▸ TASK DIRECTIONS: Within the records below, find each line that holds the string "Journ", then copy it.

[Dataset items]
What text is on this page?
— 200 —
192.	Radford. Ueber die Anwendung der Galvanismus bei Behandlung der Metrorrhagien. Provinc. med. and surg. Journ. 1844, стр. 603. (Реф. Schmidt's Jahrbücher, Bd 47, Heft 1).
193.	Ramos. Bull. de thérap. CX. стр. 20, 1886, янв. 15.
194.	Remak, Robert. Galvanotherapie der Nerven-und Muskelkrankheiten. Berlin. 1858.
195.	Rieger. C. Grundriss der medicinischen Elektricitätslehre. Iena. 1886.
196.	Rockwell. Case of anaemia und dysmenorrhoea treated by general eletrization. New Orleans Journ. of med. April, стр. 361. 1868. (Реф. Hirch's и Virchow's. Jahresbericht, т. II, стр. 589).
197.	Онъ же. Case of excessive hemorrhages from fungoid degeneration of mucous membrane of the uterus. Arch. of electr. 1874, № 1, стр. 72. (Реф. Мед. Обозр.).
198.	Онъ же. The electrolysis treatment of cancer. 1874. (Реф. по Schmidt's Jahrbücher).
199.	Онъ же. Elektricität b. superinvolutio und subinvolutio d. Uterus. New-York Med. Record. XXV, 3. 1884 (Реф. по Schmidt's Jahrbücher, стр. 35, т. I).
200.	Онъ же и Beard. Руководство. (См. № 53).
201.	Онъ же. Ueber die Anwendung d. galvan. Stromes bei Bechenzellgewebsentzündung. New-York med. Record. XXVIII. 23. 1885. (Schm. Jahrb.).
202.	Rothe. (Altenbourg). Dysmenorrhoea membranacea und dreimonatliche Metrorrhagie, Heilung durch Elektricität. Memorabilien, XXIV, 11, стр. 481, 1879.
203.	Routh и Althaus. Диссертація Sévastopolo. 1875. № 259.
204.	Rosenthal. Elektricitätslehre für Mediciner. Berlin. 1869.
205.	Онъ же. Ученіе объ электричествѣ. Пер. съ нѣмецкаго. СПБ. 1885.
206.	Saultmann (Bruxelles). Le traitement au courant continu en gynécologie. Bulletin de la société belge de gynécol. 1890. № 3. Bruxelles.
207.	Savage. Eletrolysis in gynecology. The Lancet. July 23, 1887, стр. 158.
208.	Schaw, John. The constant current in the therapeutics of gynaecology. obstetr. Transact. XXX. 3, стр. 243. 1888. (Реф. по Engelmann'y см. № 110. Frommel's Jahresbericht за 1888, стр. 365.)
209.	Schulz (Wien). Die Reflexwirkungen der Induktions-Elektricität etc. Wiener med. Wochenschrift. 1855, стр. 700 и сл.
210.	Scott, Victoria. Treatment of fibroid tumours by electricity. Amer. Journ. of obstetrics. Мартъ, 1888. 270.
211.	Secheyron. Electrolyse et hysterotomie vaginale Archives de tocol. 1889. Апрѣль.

▸ COMPLETE OUTPUT:
192.	Radford. Ueber die Anwendung der Galvanismus bei Behandlung der Metrorrhagien. Provinc. med. and surg. Journ. 1844, стр. 603. (Реф. Schmidt's Jahrbücher, Bd 47, Heft 1).
196.	Rockwell. Case of anaemia und dysmenorrhoea treated by general eletrization. New Orleans Journ. of med. April, стр. 361. 1868. (Реф. Hirch's и Virchow's. Jahresbericht, т. II, стр. 589).
210.	Scott, Victoria. Treatment of fibroid tumours by electricity. Amer. Journ. of obstetrics. Мартъ, 1888. 270.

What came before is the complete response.